▸ Problem: Your task is to reproduce the material exactly.

——

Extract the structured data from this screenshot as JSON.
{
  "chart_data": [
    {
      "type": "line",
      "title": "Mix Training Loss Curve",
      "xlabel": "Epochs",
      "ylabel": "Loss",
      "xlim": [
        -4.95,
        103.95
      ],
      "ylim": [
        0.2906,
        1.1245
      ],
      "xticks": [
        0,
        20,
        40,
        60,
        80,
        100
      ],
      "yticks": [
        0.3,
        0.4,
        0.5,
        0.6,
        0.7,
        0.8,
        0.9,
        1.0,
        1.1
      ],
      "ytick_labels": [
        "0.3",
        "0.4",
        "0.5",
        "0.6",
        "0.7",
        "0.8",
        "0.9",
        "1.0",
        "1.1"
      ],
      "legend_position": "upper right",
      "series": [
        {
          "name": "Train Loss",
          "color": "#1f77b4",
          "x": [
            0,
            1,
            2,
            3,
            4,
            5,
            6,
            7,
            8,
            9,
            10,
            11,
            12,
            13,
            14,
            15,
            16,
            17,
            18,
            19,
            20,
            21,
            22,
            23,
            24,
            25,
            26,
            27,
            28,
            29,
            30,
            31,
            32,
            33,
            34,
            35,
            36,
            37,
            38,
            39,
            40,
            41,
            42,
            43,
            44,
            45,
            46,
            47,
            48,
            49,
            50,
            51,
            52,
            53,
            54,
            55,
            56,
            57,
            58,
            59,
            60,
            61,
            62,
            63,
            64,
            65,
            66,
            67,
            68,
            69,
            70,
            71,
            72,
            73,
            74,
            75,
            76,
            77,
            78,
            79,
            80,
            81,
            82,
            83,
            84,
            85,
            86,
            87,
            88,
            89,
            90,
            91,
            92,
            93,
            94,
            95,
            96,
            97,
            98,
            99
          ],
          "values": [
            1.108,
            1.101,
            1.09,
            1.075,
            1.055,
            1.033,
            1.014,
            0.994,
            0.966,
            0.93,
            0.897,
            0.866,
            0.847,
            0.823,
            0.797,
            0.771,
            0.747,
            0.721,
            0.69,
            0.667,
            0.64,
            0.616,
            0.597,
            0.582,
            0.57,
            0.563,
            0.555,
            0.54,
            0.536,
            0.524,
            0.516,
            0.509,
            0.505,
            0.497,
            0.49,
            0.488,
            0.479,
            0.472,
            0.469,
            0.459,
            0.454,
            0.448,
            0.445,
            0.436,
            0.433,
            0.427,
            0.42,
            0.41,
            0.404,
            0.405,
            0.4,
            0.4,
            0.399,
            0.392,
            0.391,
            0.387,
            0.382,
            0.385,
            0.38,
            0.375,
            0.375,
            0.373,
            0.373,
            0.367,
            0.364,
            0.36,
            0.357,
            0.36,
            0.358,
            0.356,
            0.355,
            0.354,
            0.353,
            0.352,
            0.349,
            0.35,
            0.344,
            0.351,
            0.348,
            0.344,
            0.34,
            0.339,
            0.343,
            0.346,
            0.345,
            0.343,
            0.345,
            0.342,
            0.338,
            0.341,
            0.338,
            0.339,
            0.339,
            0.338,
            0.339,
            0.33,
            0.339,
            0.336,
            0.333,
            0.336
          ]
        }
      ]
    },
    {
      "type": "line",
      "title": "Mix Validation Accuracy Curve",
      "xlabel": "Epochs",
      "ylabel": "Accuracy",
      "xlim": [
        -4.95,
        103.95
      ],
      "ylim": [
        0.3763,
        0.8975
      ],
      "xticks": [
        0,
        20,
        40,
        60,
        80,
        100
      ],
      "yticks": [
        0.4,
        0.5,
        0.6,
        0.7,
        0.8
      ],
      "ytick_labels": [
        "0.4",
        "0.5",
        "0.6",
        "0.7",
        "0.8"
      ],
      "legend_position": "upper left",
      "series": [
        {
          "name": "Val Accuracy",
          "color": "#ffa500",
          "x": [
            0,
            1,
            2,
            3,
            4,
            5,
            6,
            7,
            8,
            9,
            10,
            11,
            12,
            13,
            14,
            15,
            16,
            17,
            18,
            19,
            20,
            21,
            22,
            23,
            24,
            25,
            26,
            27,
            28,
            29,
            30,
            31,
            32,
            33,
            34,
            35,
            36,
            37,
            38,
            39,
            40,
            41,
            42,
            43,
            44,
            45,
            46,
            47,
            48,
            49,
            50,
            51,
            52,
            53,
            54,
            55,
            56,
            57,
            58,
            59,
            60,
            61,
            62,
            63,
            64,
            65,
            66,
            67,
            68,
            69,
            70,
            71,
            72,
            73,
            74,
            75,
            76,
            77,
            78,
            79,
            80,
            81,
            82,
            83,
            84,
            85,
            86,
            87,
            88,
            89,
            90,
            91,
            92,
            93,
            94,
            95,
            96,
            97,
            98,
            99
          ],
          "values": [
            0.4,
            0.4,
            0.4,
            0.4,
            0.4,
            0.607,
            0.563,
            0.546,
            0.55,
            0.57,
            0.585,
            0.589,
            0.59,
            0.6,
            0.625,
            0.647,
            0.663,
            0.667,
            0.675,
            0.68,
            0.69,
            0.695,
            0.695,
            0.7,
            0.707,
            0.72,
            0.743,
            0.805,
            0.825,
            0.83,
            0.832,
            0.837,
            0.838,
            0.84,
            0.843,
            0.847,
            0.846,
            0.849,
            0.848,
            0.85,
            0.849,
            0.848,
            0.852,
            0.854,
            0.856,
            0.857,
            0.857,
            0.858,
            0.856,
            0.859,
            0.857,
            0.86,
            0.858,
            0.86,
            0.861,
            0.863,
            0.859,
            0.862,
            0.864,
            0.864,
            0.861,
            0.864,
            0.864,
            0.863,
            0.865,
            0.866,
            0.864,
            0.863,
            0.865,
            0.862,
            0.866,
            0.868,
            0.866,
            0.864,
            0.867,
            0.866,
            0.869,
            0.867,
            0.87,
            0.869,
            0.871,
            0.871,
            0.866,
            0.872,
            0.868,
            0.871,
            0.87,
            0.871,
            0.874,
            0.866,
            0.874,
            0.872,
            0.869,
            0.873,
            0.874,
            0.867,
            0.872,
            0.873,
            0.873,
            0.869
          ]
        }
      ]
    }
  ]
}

——

▸ Task solution:
Extract the structured data from this screenshot as JSON.
{
  "chart_data": [
    {
      "type": "line",
      "title": "Mix Training Loss Curve",
      "xlabel": "Epochs",
      "ylabel": "Loss",
      "xlim": [
        -4.95,
        103.95
      ],
      "ylim": [
        0.2906,
        1.1245
      ],
      "xticks": [
        0,
        20,
        40,
        60,
        80,
        100
      ],
      "yticks": [
        0.3,
        0.4,
        0.5,
        0.6,
        0.7,
        0.8,
        0.9,
        1.0,
        1.1
      ],
      "ytick_labels": [
        "0.3",
        "0.4",
        "0.5",
        "0.6",
        "0.7",
        "0.8",
        "0.9",
        "1.0",
        "1.1"
      ],
      "legend_position": "upper right",
      "series": [
        {
          "name": "Train Loss",
          "color": "#1f77b4",
          "x": [
            0,
            1,
            2,
            3,
            4,
            5,
            6,
            7,
            8,
            9,
            10,
            11,
            12,
            13,
            14,
            15,
            16,
            17,
            18,
            19,
            20,
            21,
            22,
            23,
            24,
            25,
            26,
            27,
            28,
            29,
            30,
            31,
            32,
            33,
            34,
            35,
            36,
            37,
            38,
            39,
            40,
            41,
            42,
            43,
            44,
            45,
            46,
            47,
            48,
            49,
            50,
            51,
            52,
            53,
            54,
            55,
            56,
            57,
            58,
            59,
            60,
            61,
            62,
            63,
            64,
            65,
            66,
            67,
            68,
            69,
            70,
            71,
            72,
            73,
            74,
            75,
            76,
            77,
            78,
            79,
            80,
            81,
            82,
            83,
            84,
            85,
            86,
            87,
            88,
            89,
            90,
            91,
            92,
            93,
            94,
            95,
            96,
            97,
            98,
            99
          ],
          "values": [
            1.108,
            1.101,
            1.09,
            1.075,
            1.055,
            1.033,
            1.014,
            0.994,
            0.966,
            0.93,
            0.897,
            0.866,
            0.847,
            0.823,
            0.797,
            0.771,
            0.747,
            0.721,
            0.69,
            0.667,
            0.64,
            0.616,
            0.597,
            0.582,
            0.57,
            0.563,
            0.555,
            0.54,
            0.536,
            0.524,
            0.516,
            0.509,
            0.505,
            0.497,
            0.49,
            0.488,
            0.479,
            0.472,
            0.469,
            0.459,
            0.454,
            0.448,
            0.445,
            0.436,
            0.433,
            0.427,
            0.42,
            0.41,
            0.404,
            0.405,
            0.4,
            0.4,
            0.399,
            0.392,
            0.391,
            0.387,
            0.382,
            0.385,
            0.38,
            0.375,
            0.375,
            0.373,
            0.373,
            0.367,
            0.364,
            0.36,
            0.357,
            0.36,
            0.358,
            0.356,
            0.355,
            0.354,
            0.353,
            0.352,
            0.349,
            0.35,
            0.344,
            0.351,
            0.348,
            0.344,
            0.34,
            0.339,
            0.343,
            0.346,
            0.345,
            0.343,
            0.345,
            0.342,
            0.338,
            0.341,
            0.338,
            0.339,
            0.339,
            0.338,
            0.339,
            0.33,
            0.339,
            0.336,
            0.333,
            0.336
          ]
        }
      ]
    },
    {
      "type": "line",
      "title": "Mix Validation Accuracy Curve",
      "xlabel": "Epochs",
      "ylabel": "Accuracy",
      "xlim": [
        -4.95,
        103.95
      ],
      "ylim": [
        0.3763,
        0.8975
      ],
      "xticks": [
        0,
        20,
        40,
        60,
        80,
        100
      ],
      "yticks": [
        0.4,
        0.5,
        0.6,
        0.7,
        0.8
      ],
      "ytick_labels": [
        "0.4",
        "0.5",
        "0.6",
        "0.7",
        "0.8"
      ],
      "legend_position": "upper left",
      "series": [
        {
          "name": "Val Accuracy",
          "color": "#ffa500",
          "x": [
            0,
            1,
            2,
            3,
            4,
            5,
            6,
            7,
            8,
            9,
            10,
            11,
            12,
            13,
            14,
            15,
            16,
            17,
            18,
            19,
            20,
            21,
            22,
            23,
            24,
            25,
            26,
            27,
            28,
            29,
            30,
            31,
            32,
            33,
            34,
            35,
            36,
            37,
            38,
            39,
            40,
            41,
            42,
            43,
            44,
            45,
            46,
            47,
            48,
            49,
            50,
            51,
            52,
            53,
            54,
            55,
            56,
            57,
            58,
            59,
            60,
            61,
            62,
            63,
            64,
            65,
            66,
            67,
            68,
            69,
            70,
            71,
            72,
            73,
            74,
            75,
            76,
            77,
            78,
            79,
            80,
            81,
            82,
            83,
            84,
            85,
            86,
            87,
            88,
            89,
            90,
            91,
            92,
            93,
            94,
            95,
            96,
            97,
            98,
            99
          ],
          "values": [
            0.4,
            0.4,
            0.4,
            0.4,
            0.4,
            0.607,
            0.563,
            0.546,
            0.55,
            0.57,
            0.585,
            0.589,
            0.59,
            0.6,
            0.625,
            0.647,
            0.663,
            0.667,
            0.675,
            0.68,
            0.69,
            0.695,
            0.695,
            0.7,
            0.707,
            0.72,
            0.743,
            0.805,
            0.825,
            0.83,
            0.832,
            0.837,
            0.838,
            0.84,
            0.843,
            0.847,
            0.846,
            0.849,
            0.848,
            0.85,
            0.849,
            0.848,
            0.852,
            0.854,
            0.856,
            0.857,
            0.857,
            0.858,
            0.856,
            0.859,
            0.857,
            0.86,
            0.858,
            0.86,
            0.861,
            0.863,
            0.859,
            0.862,
            0.864,
            0.864,
            0.861,
            0.864,
            0.864,
            0.863,
            0.865,
            0.866,
            0.864,
            0.863,
            0.865,
            0.862,
            0.866,
            0.868,
            0.866,
            0.864,
            0.867,
            0.866,
            0.869,
            0.867,
            0.87,
            0.869,
            0.871,
            0.871,
            0.866,
            0.872,
            0.868,
            0.871,
            0.87,
            0.871,
            0.874,
            0.866,
            0.874,
            0.872,
            0.869,
            0.873,
            0.874,
            0.867,
            0.872,
            0.873,
            0.873,
            0.869
          ]
        }
      ]
    }
  ]
}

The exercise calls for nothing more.